**Written problem**
Reproduce all records exactly.

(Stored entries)
-*-*-

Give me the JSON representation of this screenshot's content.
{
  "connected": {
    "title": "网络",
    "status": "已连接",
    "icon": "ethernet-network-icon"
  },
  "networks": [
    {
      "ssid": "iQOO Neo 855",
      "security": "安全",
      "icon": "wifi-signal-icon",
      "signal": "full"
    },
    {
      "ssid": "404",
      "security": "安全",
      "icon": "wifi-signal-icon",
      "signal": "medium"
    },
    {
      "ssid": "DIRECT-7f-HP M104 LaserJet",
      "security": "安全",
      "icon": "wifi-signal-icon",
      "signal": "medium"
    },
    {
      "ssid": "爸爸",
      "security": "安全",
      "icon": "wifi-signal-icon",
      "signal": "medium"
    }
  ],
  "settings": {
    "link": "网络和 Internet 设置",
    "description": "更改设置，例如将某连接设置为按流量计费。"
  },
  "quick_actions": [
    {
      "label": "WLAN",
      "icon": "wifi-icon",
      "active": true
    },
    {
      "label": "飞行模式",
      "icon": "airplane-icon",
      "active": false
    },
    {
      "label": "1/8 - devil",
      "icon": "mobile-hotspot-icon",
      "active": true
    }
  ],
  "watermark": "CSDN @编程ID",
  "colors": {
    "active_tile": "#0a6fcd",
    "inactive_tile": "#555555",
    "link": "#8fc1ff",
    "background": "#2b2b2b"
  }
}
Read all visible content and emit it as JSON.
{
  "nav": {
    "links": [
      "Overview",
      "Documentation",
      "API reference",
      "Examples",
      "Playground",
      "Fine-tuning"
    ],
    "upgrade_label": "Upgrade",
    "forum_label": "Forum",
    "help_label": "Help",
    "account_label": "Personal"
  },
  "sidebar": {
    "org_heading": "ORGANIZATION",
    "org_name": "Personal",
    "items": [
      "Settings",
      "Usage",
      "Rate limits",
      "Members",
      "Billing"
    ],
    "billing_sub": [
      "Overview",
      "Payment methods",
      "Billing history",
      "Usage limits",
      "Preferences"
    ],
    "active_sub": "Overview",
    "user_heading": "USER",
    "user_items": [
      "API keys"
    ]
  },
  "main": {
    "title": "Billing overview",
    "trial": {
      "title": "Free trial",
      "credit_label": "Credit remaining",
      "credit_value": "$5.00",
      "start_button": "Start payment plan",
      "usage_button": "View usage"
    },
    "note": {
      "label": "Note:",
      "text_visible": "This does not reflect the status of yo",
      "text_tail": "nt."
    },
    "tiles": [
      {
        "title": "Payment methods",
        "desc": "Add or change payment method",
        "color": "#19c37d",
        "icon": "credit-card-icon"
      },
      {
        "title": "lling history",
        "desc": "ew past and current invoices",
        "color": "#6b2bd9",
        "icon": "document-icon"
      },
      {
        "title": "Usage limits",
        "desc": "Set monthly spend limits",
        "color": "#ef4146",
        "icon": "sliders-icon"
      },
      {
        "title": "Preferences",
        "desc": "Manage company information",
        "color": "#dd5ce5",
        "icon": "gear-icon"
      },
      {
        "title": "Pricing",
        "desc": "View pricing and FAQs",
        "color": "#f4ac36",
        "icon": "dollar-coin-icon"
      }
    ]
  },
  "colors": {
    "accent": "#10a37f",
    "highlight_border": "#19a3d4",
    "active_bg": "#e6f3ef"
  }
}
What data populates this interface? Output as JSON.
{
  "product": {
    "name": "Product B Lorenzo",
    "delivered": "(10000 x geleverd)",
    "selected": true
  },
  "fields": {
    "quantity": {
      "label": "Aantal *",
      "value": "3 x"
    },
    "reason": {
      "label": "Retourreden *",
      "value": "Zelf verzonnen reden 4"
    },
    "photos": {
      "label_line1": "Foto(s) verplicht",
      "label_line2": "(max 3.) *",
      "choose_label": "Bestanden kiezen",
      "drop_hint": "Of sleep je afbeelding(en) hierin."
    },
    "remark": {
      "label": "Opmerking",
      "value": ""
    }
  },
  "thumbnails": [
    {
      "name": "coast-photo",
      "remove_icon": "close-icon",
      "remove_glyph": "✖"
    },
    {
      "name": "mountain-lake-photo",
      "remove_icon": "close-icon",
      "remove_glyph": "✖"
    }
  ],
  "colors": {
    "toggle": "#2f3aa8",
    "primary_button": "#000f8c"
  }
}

-*-*-

**Answer below**
Give me the JSON representation of this screenshot's content.
{
  "connected": {
    "title": "网络",
    "status": "已连接",
    "icon": "ethernet-network-icon"
  },
  "networks": [
    {
      "ssid": "iQOO Neo 855",
      "security": "安全",
      "icon": "wifi-signal-icon",
      "signal": "full"
    },
    {
      "ssid": "404",
      "security": "安全",
      "icon": "wifi-signal-icon",
      "signal": "medium"
    },
    {
      "ssid": "DIRECT-7f-HP M104 LaserJet",
      "security": "安全",
      "icon": "wifi-signal-icon",
      "signal": "medium"
    },
    {
      "ssid": "爸爸",
      "security": "安全",
      "icon": "wifi-signal-icon",
      "signal": "medium"
    }
  ],
  "settings": {
    "link": "网络和 Internet 设置",
    "description": "更改设置，例如将某连接设置为按流量计费。"
  },
  "quick_actions": [
    {
      "label": "WLAN",
      "icon": "wifi-icon",
      "active": true
    },
    {
      "label": "飞行模式",
      "icon": "airplane-icon",
      "active": false
    },
    {
      "label": "1/8 - devil",
      "icon": "mobile-hotspot-icon",
      "active": true
    }
  ],
  "watermark": "CSDN @编程ID",
  "colors": {
    "active_tile": "#0a6fcd",
    "inactive_tile": "#555555",
    "link": "#8fc1ff",
    "background": "#2b2b2b"
  }
}
Read all visible content and emit it as JSON.
{
  "nav": {
    "links": [
      "Overview",
      "Documentation",
      "API reference",
      "Examples",
      "Playground",
      "Fine-tuning"
    ],
    "upgrade_label": "Upgrade",
    "forum_label": "Forum",
    "help_label": "Help",
    "account_label": "Personal"
  },
  "sidebar": {
    "org_heading": "ORGANIZATION",
    "org_name": "Personal",
    "items": [
      "Settings",
      "Usage",
      "Rate limits",
      "Members",
      "Billing"
    ],
    "billing_sub": [
      "Overview",
      "Payment methods",
      "Billing history",
      "Usage limits",
      "Preferences"
    ],
    "active_sub": "Overview",
    "user_heading": "USER",
    "user_items": [
      "API keys"
    ]
  },
  "main": {
    "title": "Billing overview",
    "trial": {
      "title": "Free trial",
      "credit_label": "Credit remaining",
      "credit_value": "$5.00",
      "start_button": "Start payment plan",
      "usage_button": "View usage"
    },
    "note": {
      "label": "Note:",
      "text_visible": "This does not reflect the status of yo",
      "text_tail": "nt."
    },
    "tiles": [
      {
        "title": "Payment methods",
        "desc": "Add or change payment method",
        "color": "#19c37d",
        "icon": "credit-card-icon"
      },
      {
        "title": "lling history",
        "desc": "ew past and current invoices",
        "color": "#6b2bd9",
        "icon": "document-icon"
      },
      {
        "title": "Usage limits",
        "desc": "Set monthly spend limits",
        "color": "#ef4146",
        "icon": "sliders-icon"
      },
      {
        "title": "Preferences",
        "desc": "Manage company information",
        "color": "#dd5ce5",
        "icon": "gear-icon"
      },
      {
        "title": "Pricing",
        "desc": "View pricing and FAQs",
        "color": "#f4ac36",
        "icon": "dollar-coin-icon"
      }
    ]
  },
  "colors": {
    "accent": "#10a37f",
    "highlight_border": "#19a3d4",
    "active_bg": "#e6f3ef"
  }
}
What data populates this interface? Output as JSON.
{
  "product": {
    "name": "Product B Lorenzo",
    "delivered": "(10000 x geleverd)",
    "selected": true
  },
  "fields": {
    "quantity": {
      "label": "Aantal *",
      "value": "3 x"
    },
    "reason": {
      "label": "Retourreden *",
      "value": "Zelf verzonnen reden 4"
    },
    "photos": {
      "label_line1": "Foto(s) verplicht",
      "label_line2": "(max 3.) *",
      "choose_label": "Bestanden kiezen",
      "drop_hint": "Of sleep je afbeelding(en) hierin."
    },
    "remark": {
      "label": "Opmerking",
      "value": ""
    }
  },
  "thumbnails": [
    {
      "name": "coast-photo",
      "remove_icon": "close-icon",
      "remove_glyph": "✖"
    },
    {
      "name": "mountain-lake-photo",
      "remove_icon": "close-icon",
      "remove_glyph": "✖"
    }
  ],
  "colors": {
    "toggle": "#2f3aa8",
    "primary_button": "#000f8c"
  }
}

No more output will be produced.